◆ **WHAT THE EXERCISE ASKS**:
Go through the data below and copy it exactly, skipping every picture.

(Dataset items)
- - -
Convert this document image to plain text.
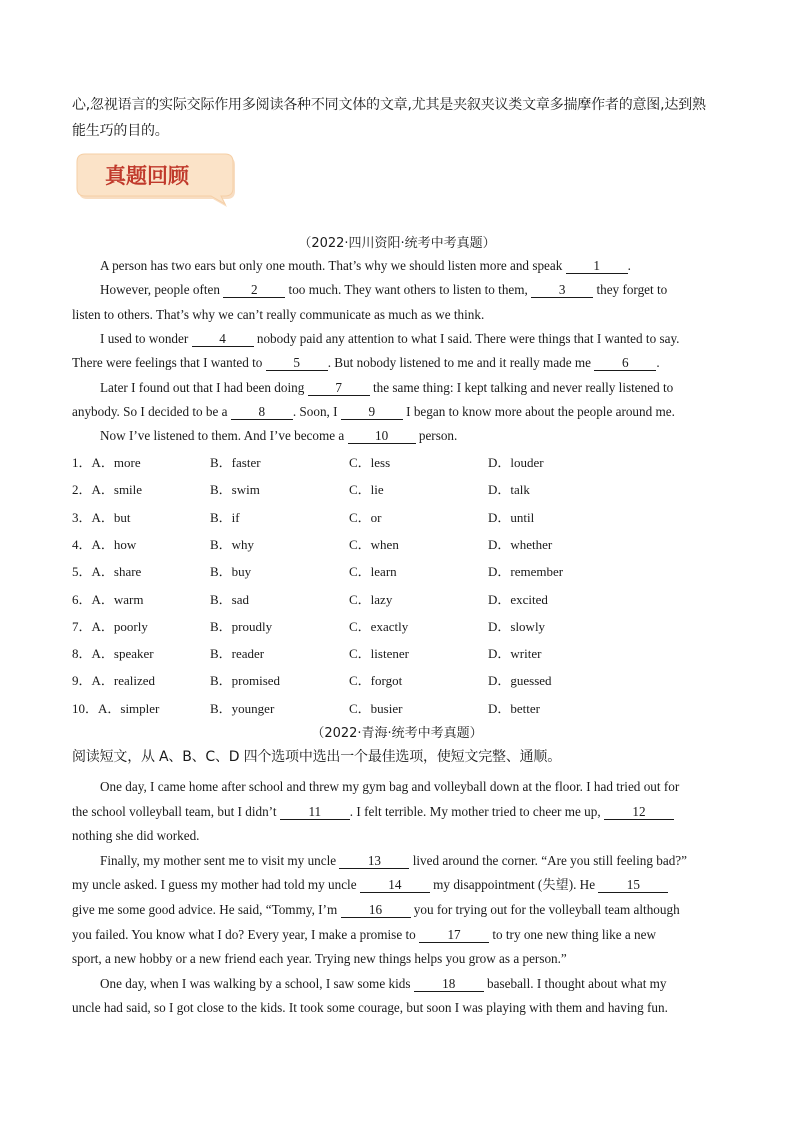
心,忽视语言的实际交际作用多阅读各种不同文体的文章,尤其是夹叙夹议类文章多揣摩作者的意图,达到熟
能生巧的目的。
真题回顾
（2022·四川资阳·统考中考真题）
A person has two ears but only one mouth. That’s why we should listen more and speak 1 .
However, people often 2 too much. They want others to listen to them, 3 they forget to
listen to others. That’s why we can’t really communicate as much as we think.
I used to wonder 4 nobody paid any attention to what I said. There were things that I wanted to say.
There were feelings that I wanted to 5 . But nobody listened to me and it really made me 6 .
Later I found out that I had been doing 7 the same thing: I kept talking and never really listened to
anybody. So I decided to be a 8 . Soon, I 9 I began to know more about the people around me.
Now I’ve listened to them. And I’ve become a 10 person.
1．A．more	B．faster	C．less	D．louder
2．A．smile	B．swim	C．lie	D．talk
3．A．but	B．if	C．or	D．until
4．A．how	B．why	C．when	D．whether
5．A．share	B．buy	C．learn	D．remember
6．A．warm	B．sad	C．lazy	D．excited
7．A．poorly	B．proudly	C．exactly	D．slowly
8．A．speaker	B．reader	C．listener	D．writer
9．A．realized	B．promised	C．forgot	D．guessed
10．A．simpler	B．younger	C．busier	D．better
（2022·青海·统考中考真题）
阅读短文，从 A、B、C、D 四个选项中选出一个最佳选项，使短文完整、通顺。
One day, I came home after school and threw my gym bag and volleyball down at the floor. I had tried out for
the school volleyball team, but I didn’t 11 . I felt terrible. My mother tried to cheer me up, 12
nothing she did worked.
Finally, my mother sent me to visit my uncle 13 lived around the corner. “Are you still feeling bad?”
my uncle asked. I guess my mother had told my uncle 14 my disappointment (失望). He 15
give me some good advice. He said, “Tommy, I’m 16 you for trying out for the volleyball team although
you failed. You know what I do? Every year, I make a promise to 17 to try one new thing like a new
sport, a new hobby or a new friend each year. Trying new things helps you grow as a person.”
One day, when I was walking by a school, I saw some kids 18 baseball. I thought about what my
uncle had said, so I got close to the kids. It took some courage, but soon I was playing with them and having fun.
- - -
◆ **RIGHT ANSWER**:
Convert this document image to plain text.
心,忽视语言的实际交际作用多阅读各种不同文体的文章,尤其是夹叙夹议类文章多揣摩作者的意图,达到熟
能生巧的目的。
真题回顾
（2022·四川资阳·统考中考真题）
A person has two ears but only one mouth. That’s why we should listen more and speak 1 .
However, people often 2 too much. They want others to listen to them, 3 they forget to
listen to others. That’s why we can’t really communicate as much as we think.
I used to wonder 4 nobody paid any attention to what I said. There were things that I wanted to say.
There were feelings that I wanted to 5 . But nobody listened to me and it really made me 6 .
Later I found out that I had been doing 7 the same thing: I kept talking and never really listened to
anybody. So I decided to be a 8 . Soon, I 9 I began to know more about the people around me.
Now I’ve listened to them. And I’ve become a 10 person.
1．A．more	B．faster	C．less	D．louder
2．A．smile	B．swim	C．lie	D．talk
3．A．but	B．if	C．or	D．until
4．A．how	B．why	C．when	D．whether
5．A．share	B．buy	C．learn	D．remember
6．A．warm	B．sad	C．lazy	D．excited
7．A．poorly	B．proudly	C．exactly	D．slowly
8．A．speaker	B．reader	C．listener	D．writer
9．A．realized	B．promised	C．forgot	D．guessed
10．A．simpler	B．younger	C．busier	D．better
（2022·青海·统考中考真题）
阅读短文，从 A、B、C、D 四个选项中选出一个最佳选项，使短文完整、通顺。
One day, I came home after school and threw my gym bag and volleyball down at the floor. I had tried out for
the school volleyball team, but I didn’t 11 . I felt terrible. My mother tried to cheer me up, 12
nothing she did worked.
Finally, my mother sent me to visit my uncle 13 lived around the corner. “Are you still feeling bad?”
my uncle asked. I guess my mother had told my uncle 14 my disappointment (失望). He 15
give me some good advice. He said, “Tommy, I’m 16 you for trying out for the volleyball team although
you failed. You know what I do? Every year, I make a promise to 17 to try one new thing like a new
sport, a new hobby or a new friend each year. Trying new things helps you grow as a person.”
One day, when I was walking by a school, I saw some kids 18 baseball. I thought about what my
uncle had said, so I got close to the kids. It took some courage, but soon I was playing with them and having fun.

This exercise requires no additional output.